## EXERCISE INPUT:

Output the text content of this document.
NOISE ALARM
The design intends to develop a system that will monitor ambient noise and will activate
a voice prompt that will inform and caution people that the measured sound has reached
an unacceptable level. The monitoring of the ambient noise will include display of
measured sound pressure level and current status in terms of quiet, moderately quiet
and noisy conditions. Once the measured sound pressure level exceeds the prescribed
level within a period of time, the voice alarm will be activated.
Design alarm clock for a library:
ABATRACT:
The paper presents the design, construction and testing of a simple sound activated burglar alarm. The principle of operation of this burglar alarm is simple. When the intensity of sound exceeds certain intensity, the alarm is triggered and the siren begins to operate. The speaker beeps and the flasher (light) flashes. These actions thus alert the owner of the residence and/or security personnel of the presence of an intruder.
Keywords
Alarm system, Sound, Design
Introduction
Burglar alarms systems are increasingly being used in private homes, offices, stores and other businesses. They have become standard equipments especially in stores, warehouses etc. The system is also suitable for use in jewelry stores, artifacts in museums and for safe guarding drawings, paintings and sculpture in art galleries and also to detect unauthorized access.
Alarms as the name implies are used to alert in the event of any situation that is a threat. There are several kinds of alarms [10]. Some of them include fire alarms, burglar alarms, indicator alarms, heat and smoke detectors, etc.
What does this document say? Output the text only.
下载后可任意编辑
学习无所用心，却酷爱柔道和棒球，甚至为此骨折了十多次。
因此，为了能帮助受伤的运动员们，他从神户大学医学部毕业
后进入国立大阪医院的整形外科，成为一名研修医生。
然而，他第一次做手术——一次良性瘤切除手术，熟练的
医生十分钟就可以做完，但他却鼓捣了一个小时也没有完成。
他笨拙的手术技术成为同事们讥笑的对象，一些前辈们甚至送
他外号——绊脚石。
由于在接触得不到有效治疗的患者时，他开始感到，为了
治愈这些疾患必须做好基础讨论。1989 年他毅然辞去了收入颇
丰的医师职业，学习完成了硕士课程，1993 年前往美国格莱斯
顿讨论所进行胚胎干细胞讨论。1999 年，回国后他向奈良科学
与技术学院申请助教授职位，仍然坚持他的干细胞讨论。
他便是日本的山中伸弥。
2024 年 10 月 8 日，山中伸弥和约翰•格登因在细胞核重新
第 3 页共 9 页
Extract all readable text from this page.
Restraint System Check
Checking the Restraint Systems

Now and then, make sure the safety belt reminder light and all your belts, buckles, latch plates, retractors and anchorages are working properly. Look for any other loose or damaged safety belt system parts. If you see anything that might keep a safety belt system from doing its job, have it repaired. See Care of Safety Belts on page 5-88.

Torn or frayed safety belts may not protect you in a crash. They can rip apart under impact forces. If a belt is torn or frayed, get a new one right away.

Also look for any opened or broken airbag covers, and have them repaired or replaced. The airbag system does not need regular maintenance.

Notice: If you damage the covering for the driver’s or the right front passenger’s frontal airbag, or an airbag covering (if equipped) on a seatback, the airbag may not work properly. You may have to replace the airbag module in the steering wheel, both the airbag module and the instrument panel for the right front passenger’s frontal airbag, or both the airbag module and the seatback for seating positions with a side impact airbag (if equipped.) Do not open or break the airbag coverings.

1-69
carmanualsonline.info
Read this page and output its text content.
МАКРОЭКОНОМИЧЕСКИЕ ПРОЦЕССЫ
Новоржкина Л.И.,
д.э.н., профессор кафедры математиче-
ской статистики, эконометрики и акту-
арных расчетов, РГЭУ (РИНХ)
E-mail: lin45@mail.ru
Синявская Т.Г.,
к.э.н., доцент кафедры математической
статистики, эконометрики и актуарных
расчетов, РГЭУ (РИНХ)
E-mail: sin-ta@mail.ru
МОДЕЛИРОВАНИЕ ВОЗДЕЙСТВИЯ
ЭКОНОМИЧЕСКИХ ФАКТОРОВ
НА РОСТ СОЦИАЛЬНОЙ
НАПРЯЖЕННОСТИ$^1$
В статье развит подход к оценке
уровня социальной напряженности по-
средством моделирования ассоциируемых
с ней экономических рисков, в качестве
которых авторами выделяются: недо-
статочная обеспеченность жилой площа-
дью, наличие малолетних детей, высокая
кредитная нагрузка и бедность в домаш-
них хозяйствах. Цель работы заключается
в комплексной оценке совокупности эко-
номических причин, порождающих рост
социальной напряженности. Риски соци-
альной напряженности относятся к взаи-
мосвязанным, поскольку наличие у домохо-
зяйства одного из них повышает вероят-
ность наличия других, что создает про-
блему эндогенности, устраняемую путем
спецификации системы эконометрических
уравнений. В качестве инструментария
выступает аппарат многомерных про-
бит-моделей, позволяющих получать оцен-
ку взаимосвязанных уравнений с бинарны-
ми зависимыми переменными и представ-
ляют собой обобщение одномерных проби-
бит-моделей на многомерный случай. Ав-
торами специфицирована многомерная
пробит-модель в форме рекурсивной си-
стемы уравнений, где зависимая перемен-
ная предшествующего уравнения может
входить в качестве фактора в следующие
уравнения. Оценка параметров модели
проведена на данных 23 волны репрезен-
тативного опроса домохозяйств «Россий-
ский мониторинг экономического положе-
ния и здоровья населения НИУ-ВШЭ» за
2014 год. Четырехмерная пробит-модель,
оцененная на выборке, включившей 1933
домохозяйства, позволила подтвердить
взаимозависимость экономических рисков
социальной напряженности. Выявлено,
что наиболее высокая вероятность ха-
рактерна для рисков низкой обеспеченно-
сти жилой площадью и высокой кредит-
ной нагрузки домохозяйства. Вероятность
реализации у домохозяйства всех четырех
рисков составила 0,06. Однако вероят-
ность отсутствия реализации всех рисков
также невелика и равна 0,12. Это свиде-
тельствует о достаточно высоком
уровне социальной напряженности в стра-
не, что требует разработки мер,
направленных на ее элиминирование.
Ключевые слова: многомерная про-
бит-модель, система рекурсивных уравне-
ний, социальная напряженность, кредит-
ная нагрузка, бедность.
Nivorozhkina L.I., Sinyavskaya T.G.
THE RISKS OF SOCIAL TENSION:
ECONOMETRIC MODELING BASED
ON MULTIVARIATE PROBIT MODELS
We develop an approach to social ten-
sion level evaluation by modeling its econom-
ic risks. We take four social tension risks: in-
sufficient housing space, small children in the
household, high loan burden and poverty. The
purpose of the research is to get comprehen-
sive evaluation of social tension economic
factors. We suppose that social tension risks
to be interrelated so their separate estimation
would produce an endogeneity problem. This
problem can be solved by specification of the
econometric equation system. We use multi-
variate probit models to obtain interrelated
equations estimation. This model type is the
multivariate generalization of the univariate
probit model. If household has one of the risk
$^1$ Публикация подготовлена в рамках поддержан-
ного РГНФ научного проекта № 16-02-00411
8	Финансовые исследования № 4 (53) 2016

## THE PROBLEM:
Locate all lines in the listing above with the word "document" and copy them.

## TASK OUTPUT:
Output the text content of this document.
What does this document say? Output the text only.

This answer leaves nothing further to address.